TASK REQUIREMENTS: Write out the listing below in full and exactly, leaving out every picture.

Figure data in JSON:
## begin
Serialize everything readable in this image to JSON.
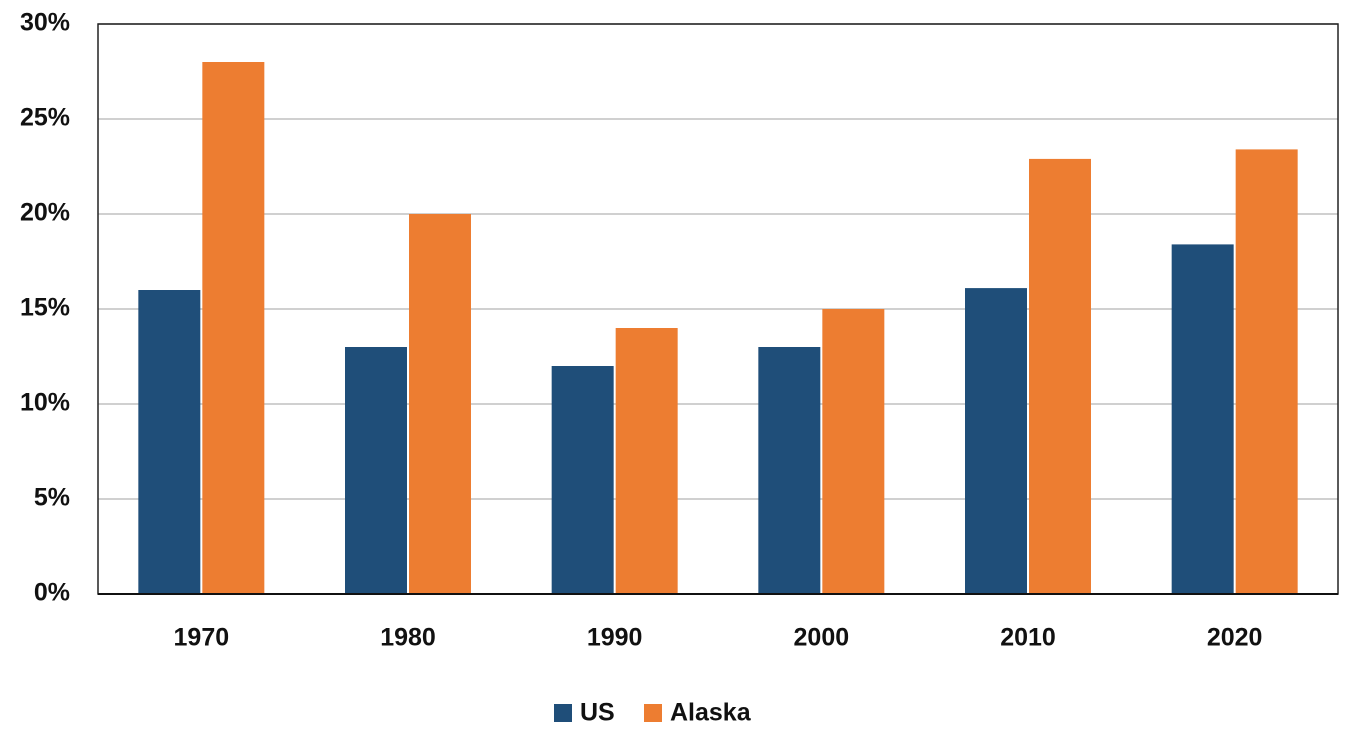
{
  "chart_data": {
    "type": "bar",
    "categories": [
      "1970",
      "1980",
      "1990",
      "2000",
      "2010",
      "2020"
    ],
    "series": [
      {
        "name": "US",
        "color": "#1f4e79",
        "values": [
          16,
          13,
          12,
          13,
          16.1,
          18.4
        ]
      },
      {
        "name": "Alaska",
        "color": "#ed7d31",
        "values": [
          28,
          20,
          14,
          15,
          22.9,
          23.4
        ]
      }
    ],
    "ylim": [
      0,
      30
    ],
    "yticks": [
      {
        "value": 0,
        "label": "0%"
      },
      {
        "value": 5,
        "label": "5%"
      },
      {
        "value": 10,
        "label": "10%"
      },
      {
        "value": 15,
        "label": "15%"
      },
      {
        "value": 20,
        "label": "20%"
      },
      {
        "value": 25,
        "label": "25%"
      },
      {
        "value": 30,
        "label": "30%"
      }
    ],
    "grid": true,
    "legend": "bottom"
  }
}
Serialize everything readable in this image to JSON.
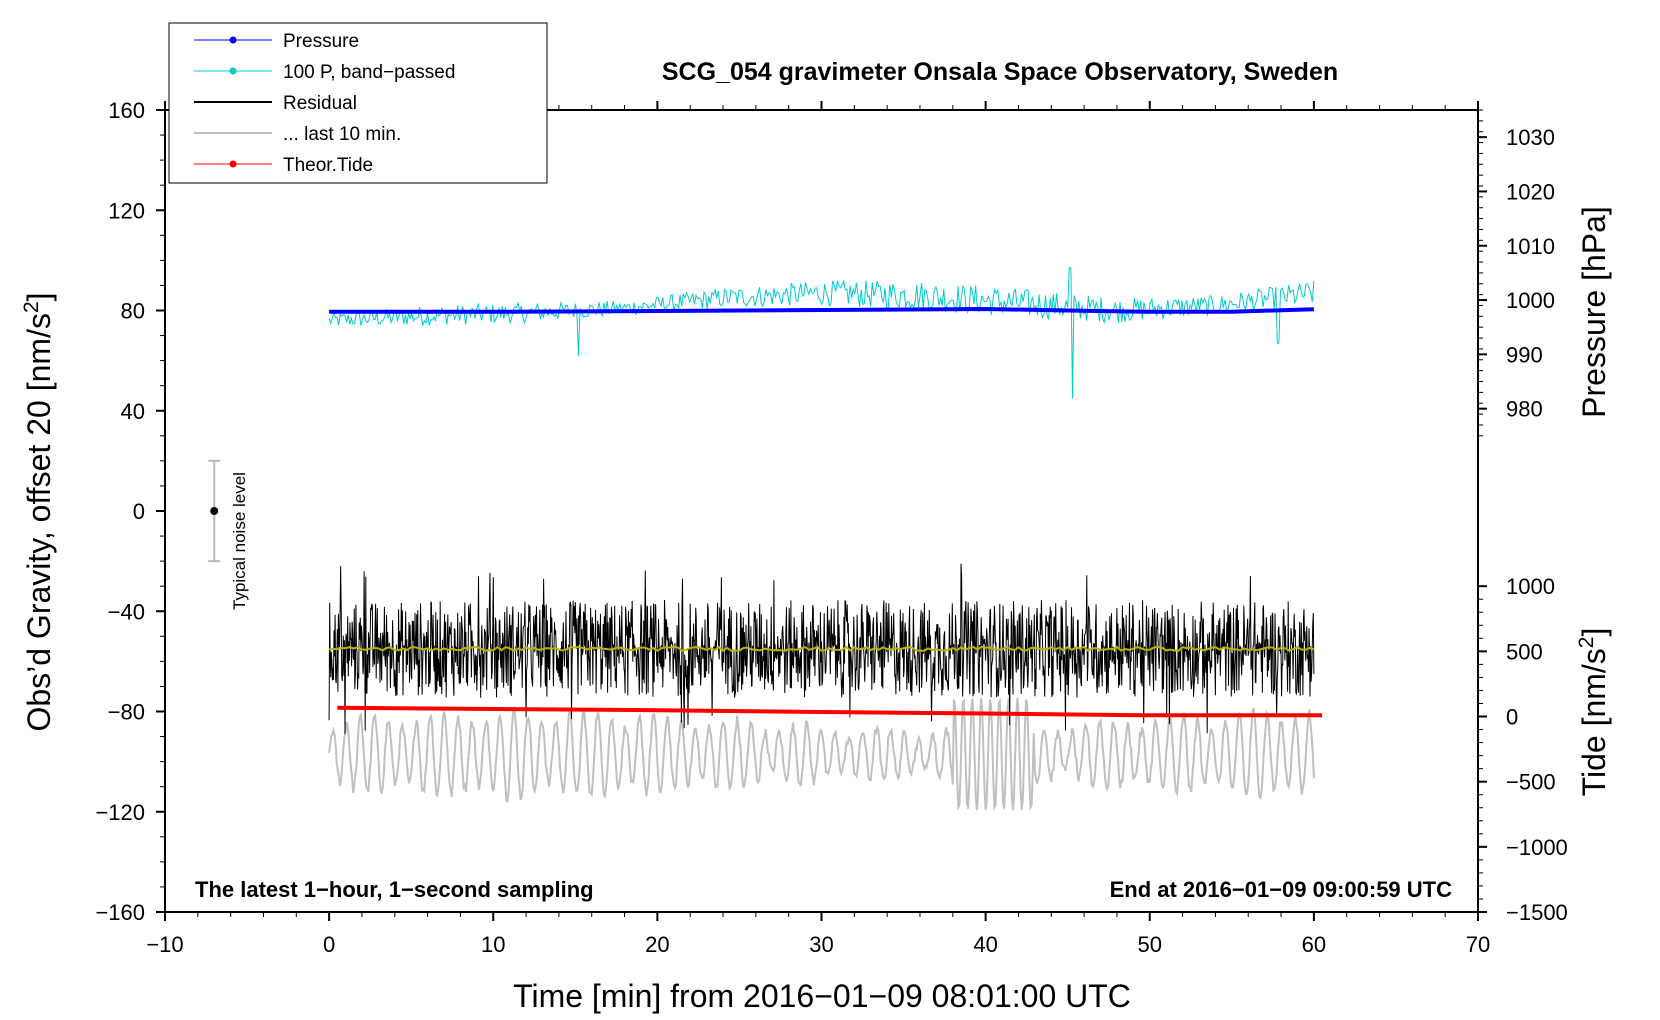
{
  "chart_data": {
    "type": "line",
    "title": "SCG_054 gravimeter Onsala Space Observatory, Sweden",
    "xlabel": "Time [min] from 2016−01−09 08:01:00 UTC",
    "ylabel_left_main": "Obs’d Gravity, offset 20 [nm/s",
    "ylabel_left_sup": "2",
    "ylabel_left_close": "]",
    "ylabel_pressure": "Pressure [hPa]",
    "ylabel_tide_main": "Tide [nm/s",
    "ylabel_tide_sup": "2",
    "ylabel_tide_close": "]",
    "xlim": [
      -10,
      70
    ],
    "ylim": [
      -160,
      160
    ],
    "x_ticks": [
      "−10",
      "0",
      "10",
      "20",
      "30",
      "40",
      "50",
      "60",
      "70"
    ],
    "x_tick_values": [
      -10,
      0,
      10,
      20,
      30,
      40,
      50,
      60,
      70
    ],
    "y_ticks": [
      "160",
      "120",
      "80",
      "40",
      "0",
      "−40",
      "−80",
      "−120",
      "−160"
    ],
    "y_tick_values": [
      160,
      120,
      80,
      40,
      0,
      -40,
      -80,
      -120,
      -160
    ],
    "pressure_axis": {
      "ticks": [
        "1030",
        "1020",
        "1010",
        "1000",
        "990",
        "980"
      ],
      "tick_values": [
        1030,
        1020,
        1010,
        1000,
        990,
        980
      ],
      "range": [
        975,
        1035
      ],
      "left_equivalent": [
        30,
        160
      ]
    },
    "tide_axis": {
      "ticks": [
        "1000",
        "500",
        "0",
        "−500",
        "−1000",
        "−1500"
      ],
      "tick_values": [
        1000,
        500,
        0,
        -500,
        -1000,
        -1500
      ],
      "range": [
        -1500,
        1000
      ],
      "left_equivalent": [
        -160,
        -30
      ]
    },
    "annotations": {
      "left": "The latest 1−hour, 1−second sampling",
      "right": "End at 2016−01−09 09:00:59 UTC",
      "noise_label": "Typical noise level"
    },
    "noise_bar": {
      "x": -7,
      "center": 0,
      "half_range": 20
    },
    "legend_position": "top-left",
    "legend": [
      {
        "label": "Pressure",
        "color": "#0000ff",
        "marker": true
      },
      {
        "label": "100 P, band−passed",
        "color": "#00cccc",
        "marker": true
      },
      {
        "label": "Residual",
        "color": "#000000",
        "marker": false
      },
      {
        "label": "... last 10 min.",
        "color": "#c0c0c0",
        "marker": false
      },
      {
        "label": "Theor.Tide",
        "color": "#ff0000",
        "marker": true
      }
    ],
    "series": [
      {
        "name": "Pressure",
        "color": "#0000ff",
        "x": [
          0,
          10,
          20,
          30,
          40,
          45,
          50,
          55,
          60
        ],
        "y": [
          79.5,
          79.5,
          79.8,
          80.2,
          80.6,
          80.0,
          79.5,
          79.5,
          80.5
        ]
      },
      {
        "name": "100 P, band−passed",
        "color": "#00cccc",
        "x_range": [
          0,
          60
        ],
        "baseline": [
          76,
          78,
          79,
          81,
          85,
          87,
          86,
          83,
          80,
          82,
          87
        ],
        "amplitude": [
          3,
          4,
          4,
          3,
          4,
          5,
          6,
          6,
          5,
          4,
          5
        ]
      },
      {
        "name": "Residual",
        "color": "#000000",
        "x_range": [
          0,
          60
        ],
        "mean": -55,
        "amplitude": 13
      },
      {
        "name": "Residual mean",
        "color": "#b5b500",
        "x": [
          0,
          20,
          40,
          60
        ],
        "y": [
          -55,
          -55,
          -55,
          -55
        ]
      },
      {
        "name": "... last 10 min.",
        "color": "#c0c0c0",
        "x_range": [
          0,
          60
        ],
        "mean": -97,
        "amplitude": 14
      },
      {
        "name": "Theor.Tide",
        "color": "#ff0000",
        "x": [
          0.5,
          10,
          20,
          30,
          40,
          50,
          60.5
        ],
        "y": [
          -78.5,
          -79.0,
          -79.5,
          -80.2,
          -80.8,
          -81.5,
          -81.5
        ]
      }
    ]
  }
}
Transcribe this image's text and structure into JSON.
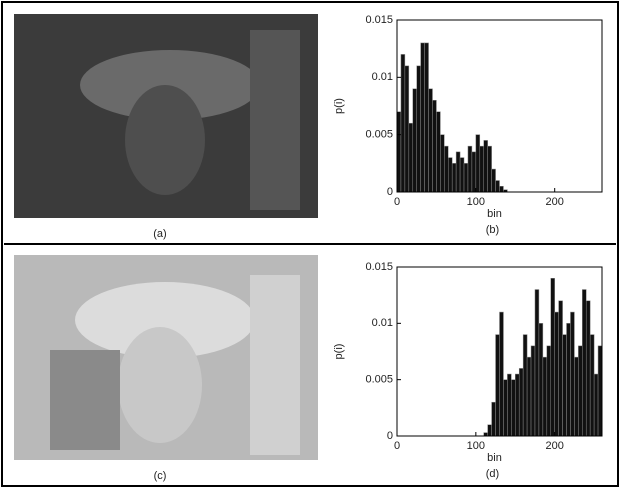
## end
REPLY:
Serialize everything readable in this image to JSON.
{
  "chart_data": {
    "type": "bar",
    "categories": [
      "1970",
      "1980",
      "1990",
      "2000",
      "2010",
      "2020"
    ],
    "series": [
      {
        "name": "US",
        "color": "#1f4e79",
        "values": [
          16,
          13,
          12,
          13,
          16.1,
          18.4
        ]
      },
      {
        "name": "Alaska",
        "color": "#ed7d31",
        "values": [
          28,
          20,
          14,
          15,
          22.9,
          23.4
        ]
      }
    ],
    "ylim": [
      0,
      30
    ],
    "yticks": [
      {
        "value": 0,
        "label": "0%"
      },
      {
        "value": 5,
        "label": "5%"
      },
      {
        "value": 10,
        "label": "10%"
      },
      {
        "value": 15,
        "label": "15%"
      },
      {
        "value": 20,
        "label": "20%"
      },
      {
        "value": 25,
        "label": "25%"
      },
      {
        "value": 30,
        "label": "30%"
      }
    ],
    "grid": true,
    "legend": "bottom"
  }
}
Serialize everything readable in this image to JSON.
{
  "chart_data": {
    "type": "line",
    "title": "SCG_054 gravimeter Onsala Space Observatory, Sweden",
    "xlabel": "Time [min] from 2016−01−09 08:01:00 UTC",
    "ylabel_left_main": "Obs’d Gravity, offset 20 [nm/s",
    "ylabel_left_sup": "2",
    "ylabel_left_close": "]",
    "ylabel_pressure": "Pressure [hPa]",
    "ylabel_tide_main": "Tide [nm/s",
    "ylabel_tide_sup": "2",
    "ylabel_tide_close": "]",
    "xlim": [
      -10,
      70
    ],
    "ylim": [
      -160,
      160
    ],
    "x_ticks": [
      "−10",
      "0",
      "10",
      "20",
      "30",
      "40",
      "50",
      "60",
      "70"
    ],
    "x_tick_values": [
      -10,
      0,
      10,
      20,
      30,
      40,
      50,
      60,
      70
    ],
    "y_ticks": [
      "160",
      "120",
      "80",
      "40",
      "0",
      "−40",
      "−80",
      "−120",
      "−160"
    ],
    "y_tick_values": [
      160,
      120,
      80,
      40,
      0,
      -40,
      -80,
      -120,
      -160
    ],
    "pressure_axis": {
      "ticks": [
        "1030",
        "1020",
        "1010",
        "1000",
        "990",
        "980"
      ],
      "tick_values": [
        1030,
        1020,
        1010,
        1000,
        990,
        980
      ],
      "range": [
        975,
        1035
      ],
      "left_equivalent": [
        30,
        160
      ]
    },
    "tide_axis": {
      "ticks": [
        "1000",
        "500",
        "0",
        "−500",
        "−1000",
        "−1500"
      ],
      "tick_values": [
        1000,
        500,
        0,
        -500,
        -1000,
        -1500
      ],
      "range": [
        -1500,
        1000
      ],
      "left_equivalent": [
        -160,
        -30
      ]
    },
    "annotations": {
      "left": "The latest 1−hour, 1−second sampling",
      "right": "End at 2016−01−09 09:00:59 UTC",
      "noise_label": "Typical noise level"
    },
    "noise_bar": {
      "x": -7,
      "center": 0,
      "half_range": 20
    },
    "legend_position": "top-left",
    "legend": [
      {
        "label": "Pressure",
        "color": "#0000ff",
        "marker": true
      },
      {
        "label": "100 P, band−passed",
        "color": "#00cccc",
        "marker": true
      },
      {
        "label": "Residual",
        "color": "#000000",
        "marker": false
      },
      {
        "label": "... last 10 min.",
        "color": "#c0c0c0",
        "marker": false
      },
      {
        "label": "Theor.Tide",
        "color": "#ff0000",
        "marker": true
      }
    ],
    "series": [
      {
        "name": "Pressure",
        "color": "#0000ff",
        "x": [
          0,
          10,
          20,
          30,
          40,
          45,
          50,
          55,
          60
        ],
        "y": [
          79.5,
          79.5,
          79.8,
          80.2,
          80.6,
          80.0,
          79.5,
          79.5,
          80.5
        ]
      },
      {
        "name": "100 P, band−passed",
        "color": "#00cccc",
        "x_range": [
          0,
          60
        ],
        "baseline": [
          76,
          78,
          79,
          81,
          85,
          87,
          86,
          83,
          80,
          82,
          87
        ],
        "amplitude": [
          3,
          4,
          4,
          3,
          4,
          5,
          6,
          6,
          5,
          4,
          5
        ]
      },
      {
        "name": "Residual",
        "color": "#000000",
        "x_range": [
          0,
          60
        ],
        "mean": -55,
        "amplitude": 13
      },
      {
        "name": "Residual mean",
        "color": "#b5b500",
        "x": [
          0,
          20,
          40,
          60
        ],
        "y": [
          -55,
          -55,
          -55,
          -55
        ]
      },
      {
        "name": "... last 10 min.",
        "color": "#c0c0c0",
        "x_range": [
          0,
          60
        ],
        "mean": -97,
        "amplitude": 14
      },
      {
        "name": "Theor.Tide",
        "color": "#ff0000",
        "x": [
          0.5,
          10,
          20,
          30,
          40,
          50,
          60.5
        ],
        "y": [
          -78.5,
          -79.0,
          -79.5,
          -80.2,
          -80.8,
          -81.5,
          -81.5
        ]
      }
    ]
  }
}
Transcribe this image's text and structure into JSON.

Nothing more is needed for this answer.